▶ EXERCISE DESCRIPTION
Which lines hold the word "gprot"? Copy each one.

▶ DATA TO PROCESS

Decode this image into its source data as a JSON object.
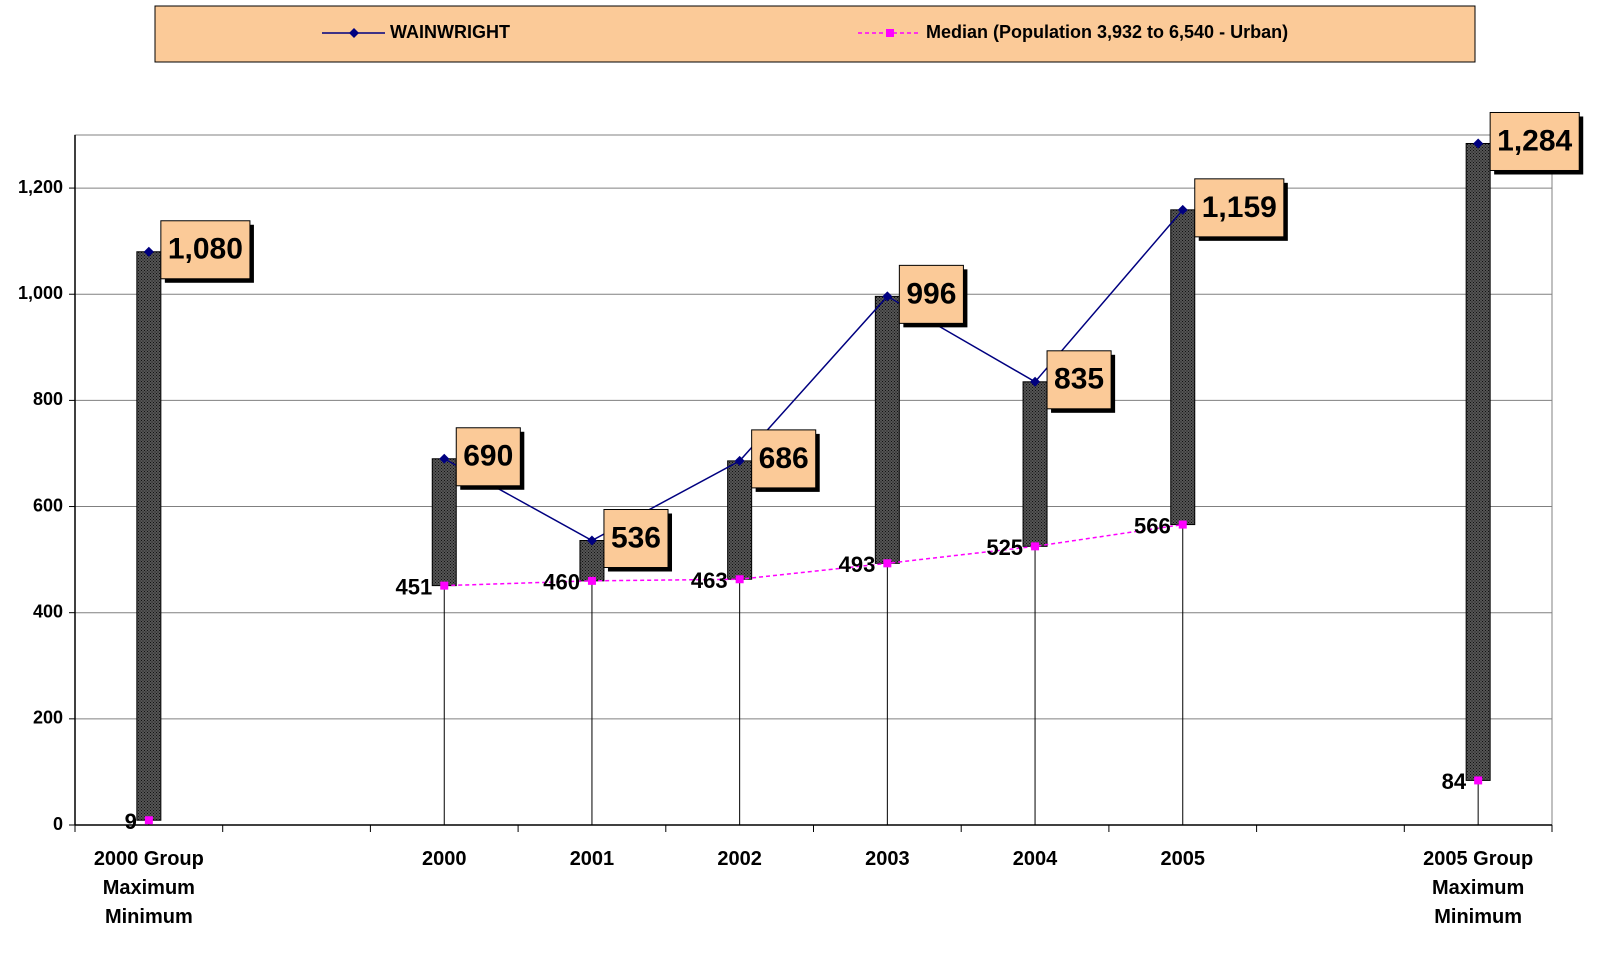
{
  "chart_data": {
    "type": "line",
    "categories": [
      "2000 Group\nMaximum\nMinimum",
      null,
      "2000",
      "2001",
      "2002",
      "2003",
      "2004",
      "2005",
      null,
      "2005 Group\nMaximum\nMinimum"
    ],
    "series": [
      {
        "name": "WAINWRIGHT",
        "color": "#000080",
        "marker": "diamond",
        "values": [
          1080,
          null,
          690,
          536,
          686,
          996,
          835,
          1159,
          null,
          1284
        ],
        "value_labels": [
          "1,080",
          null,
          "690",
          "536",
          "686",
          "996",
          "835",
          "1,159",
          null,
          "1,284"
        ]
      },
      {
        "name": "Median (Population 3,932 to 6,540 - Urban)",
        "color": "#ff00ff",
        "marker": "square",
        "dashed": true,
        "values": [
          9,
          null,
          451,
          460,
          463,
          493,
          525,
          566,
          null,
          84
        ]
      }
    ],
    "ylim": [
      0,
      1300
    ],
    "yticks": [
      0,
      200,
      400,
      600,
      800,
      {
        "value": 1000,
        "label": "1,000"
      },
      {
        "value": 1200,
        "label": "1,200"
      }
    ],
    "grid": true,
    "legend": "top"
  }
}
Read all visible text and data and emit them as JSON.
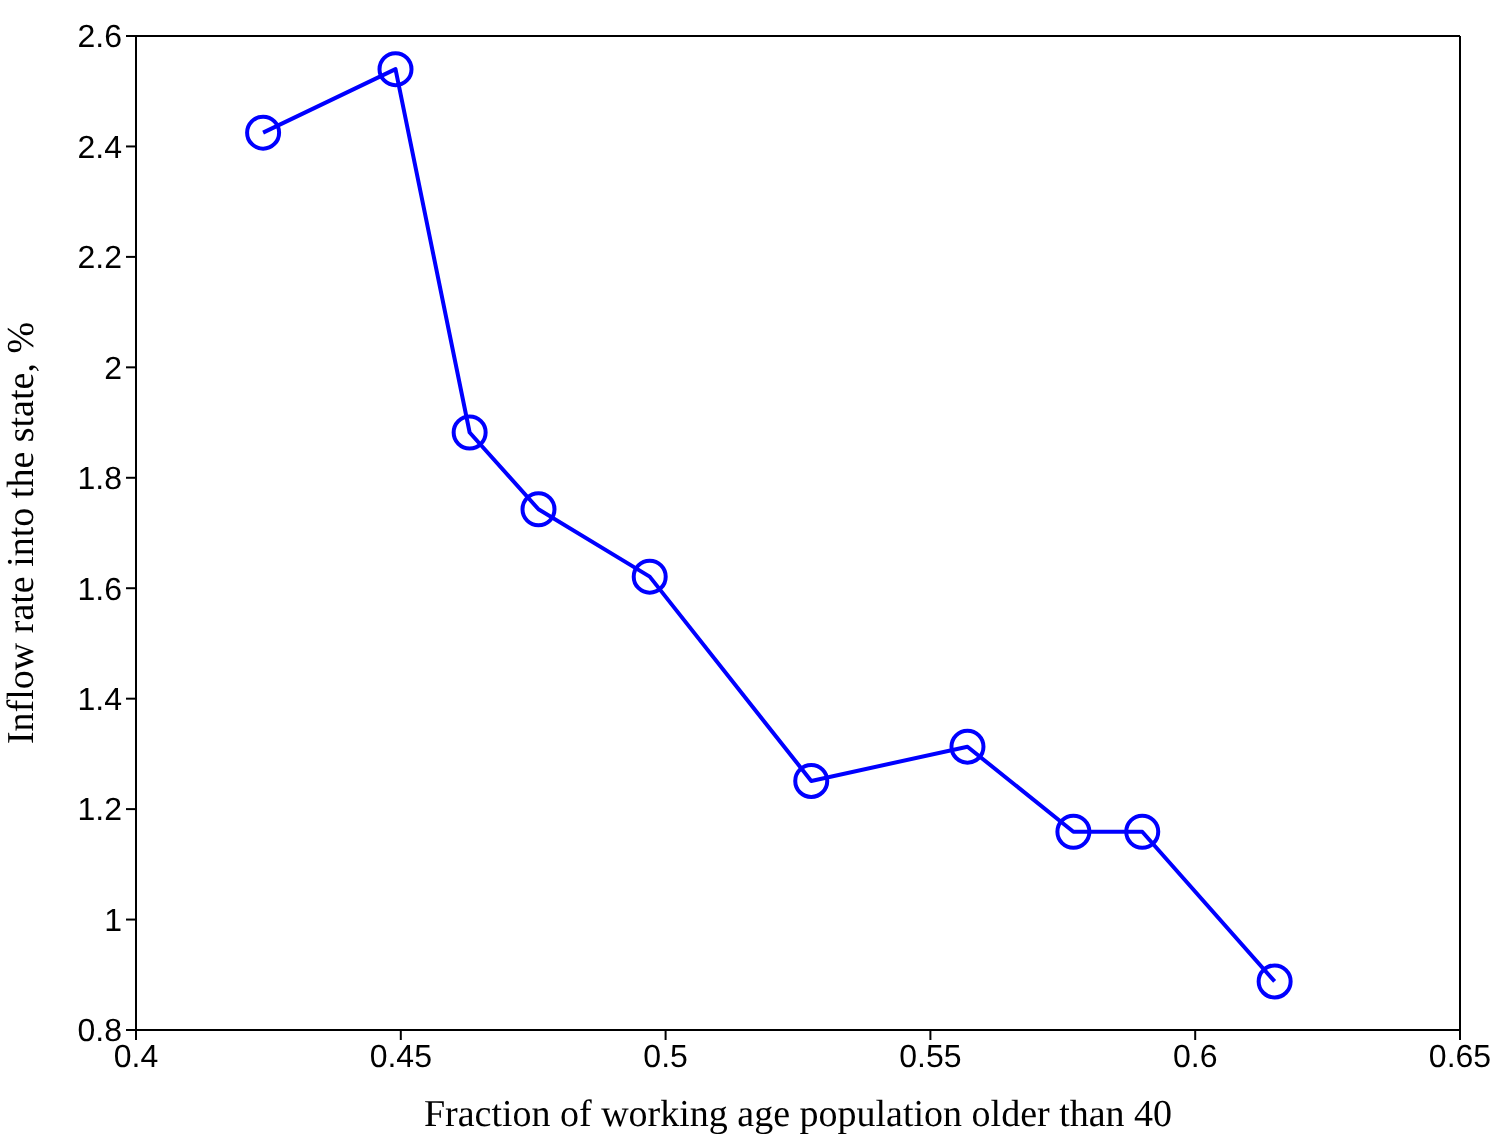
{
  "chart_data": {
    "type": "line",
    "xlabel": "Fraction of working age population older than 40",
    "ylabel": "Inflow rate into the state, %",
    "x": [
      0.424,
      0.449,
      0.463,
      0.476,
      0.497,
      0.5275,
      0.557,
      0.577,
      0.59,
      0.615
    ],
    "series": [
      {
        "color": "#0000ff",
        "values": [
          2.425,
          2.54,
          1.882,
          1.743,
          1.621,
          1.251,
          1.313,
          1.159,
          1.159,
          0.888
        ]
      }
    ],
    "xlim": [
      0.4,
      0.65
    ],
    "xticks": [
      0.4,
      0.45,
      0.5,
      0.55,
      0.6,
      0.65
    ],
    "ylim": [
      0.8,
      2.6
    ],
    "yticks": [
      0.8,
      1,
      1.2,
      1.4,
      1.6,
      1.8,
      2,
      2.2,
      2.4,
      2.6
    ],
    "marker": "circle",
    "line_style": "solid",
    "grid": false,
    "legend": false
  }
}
--
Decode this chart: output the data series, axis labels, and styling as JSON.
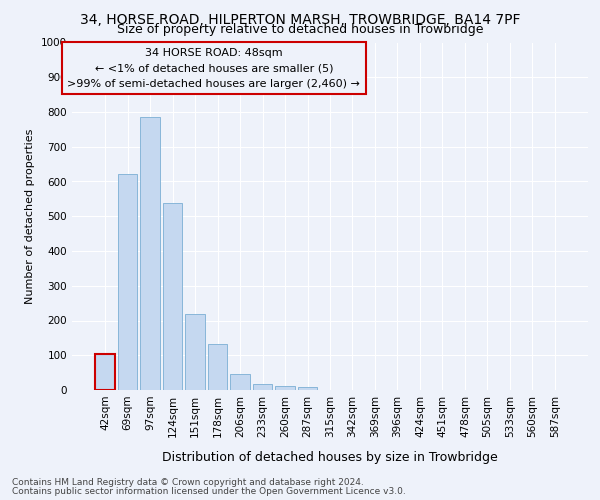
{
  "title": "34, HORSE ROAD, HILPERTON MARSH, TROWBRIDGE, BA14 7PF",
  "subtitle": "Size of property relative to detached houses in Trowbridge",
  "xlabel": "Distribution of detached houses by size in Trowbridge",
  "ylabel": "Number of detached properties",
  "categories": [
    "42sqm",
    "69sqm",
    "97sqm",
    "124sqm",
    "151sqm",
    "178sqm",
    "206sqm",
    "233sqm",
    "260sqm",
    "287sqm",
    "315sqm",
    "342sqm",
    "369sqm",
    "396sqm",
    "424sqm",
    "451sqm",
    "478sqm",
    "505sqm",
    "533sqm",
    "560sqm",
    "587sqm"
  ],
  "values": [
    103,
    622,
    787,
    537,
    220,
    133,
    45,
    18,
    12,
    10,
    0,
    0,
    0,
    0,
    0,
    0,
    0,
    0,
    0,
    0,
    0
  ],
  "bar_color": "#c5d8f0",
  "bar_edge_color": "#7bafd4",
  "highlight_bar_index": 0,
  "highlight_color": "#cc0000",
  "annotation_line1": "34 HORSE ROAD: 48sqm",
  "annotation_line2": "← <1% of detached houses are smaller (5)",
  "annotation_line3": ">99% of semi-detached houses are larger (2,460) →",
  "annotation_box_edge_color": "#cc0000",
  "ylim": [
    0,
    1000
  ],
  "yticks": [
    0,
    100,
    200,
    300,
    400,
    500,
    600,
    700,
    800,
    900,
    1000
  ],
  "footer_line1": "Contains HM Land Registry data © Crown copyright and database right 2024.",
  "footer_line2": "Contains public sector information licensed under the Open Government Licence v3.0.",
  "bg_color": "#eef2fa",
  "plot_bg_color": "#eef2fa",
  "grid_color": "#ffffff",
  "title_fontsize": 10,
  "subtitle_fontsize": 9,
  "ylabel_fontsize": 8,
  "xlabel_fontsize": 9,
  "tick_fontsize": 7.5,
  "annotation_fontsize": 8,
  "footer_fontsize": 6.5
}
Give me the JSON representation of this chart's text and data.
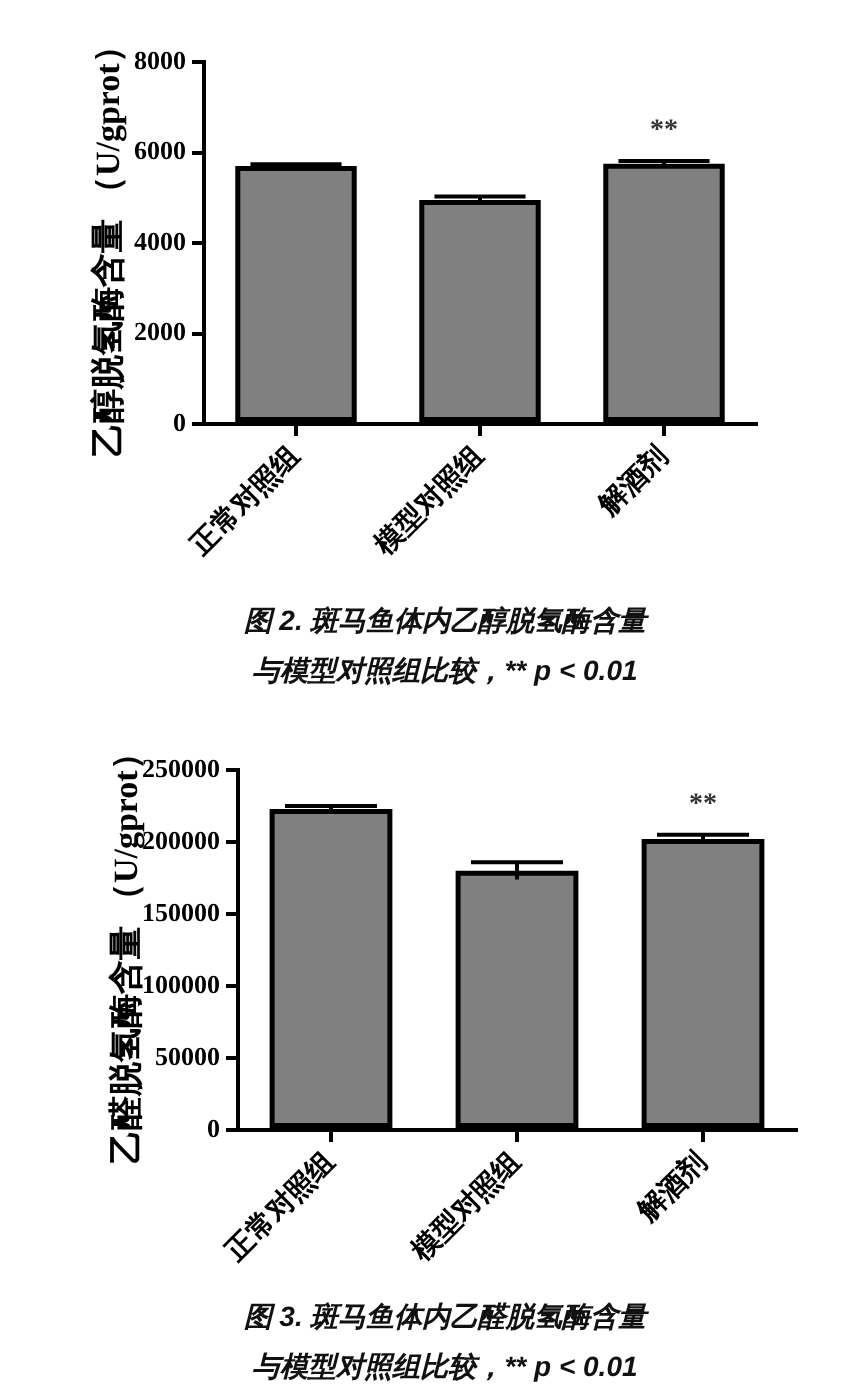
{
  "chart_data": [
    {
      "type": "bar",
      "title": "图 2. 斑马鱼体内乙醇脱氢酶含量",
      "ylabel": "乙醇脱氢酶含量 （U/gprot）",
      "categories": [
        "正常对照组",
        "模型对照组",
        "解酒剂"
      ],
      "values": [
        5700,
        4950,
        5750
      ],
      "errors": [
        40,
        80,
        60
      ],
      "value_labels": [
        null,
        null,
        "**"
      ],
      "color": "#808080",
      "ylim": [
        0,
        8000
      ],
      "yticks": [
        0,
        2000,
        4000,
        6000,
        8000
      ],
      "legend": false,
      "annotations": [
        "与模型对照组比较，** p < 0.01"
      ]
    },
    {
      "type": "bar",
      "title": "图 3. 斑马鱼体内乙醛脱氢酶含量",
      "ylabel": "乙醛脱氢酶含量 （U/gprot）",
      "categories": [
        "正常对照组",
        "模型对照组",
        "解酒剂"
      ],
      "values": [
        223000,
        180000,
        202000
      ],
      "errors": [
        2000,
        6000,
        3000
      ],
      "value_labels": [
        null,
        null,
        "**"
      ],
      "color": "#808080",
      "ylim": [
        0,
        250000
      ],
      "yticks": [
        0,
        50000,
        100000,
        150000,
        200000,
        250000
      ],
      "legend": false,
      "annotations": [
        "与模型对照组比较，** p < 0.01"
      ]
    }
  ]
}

▶ EXPECTED OUTPUT
      "ylabel": "乙醇脱氢酶含量 （U/gprot）",
      "ylabel": "乙醛脱氢酶含量 （U/gprot）",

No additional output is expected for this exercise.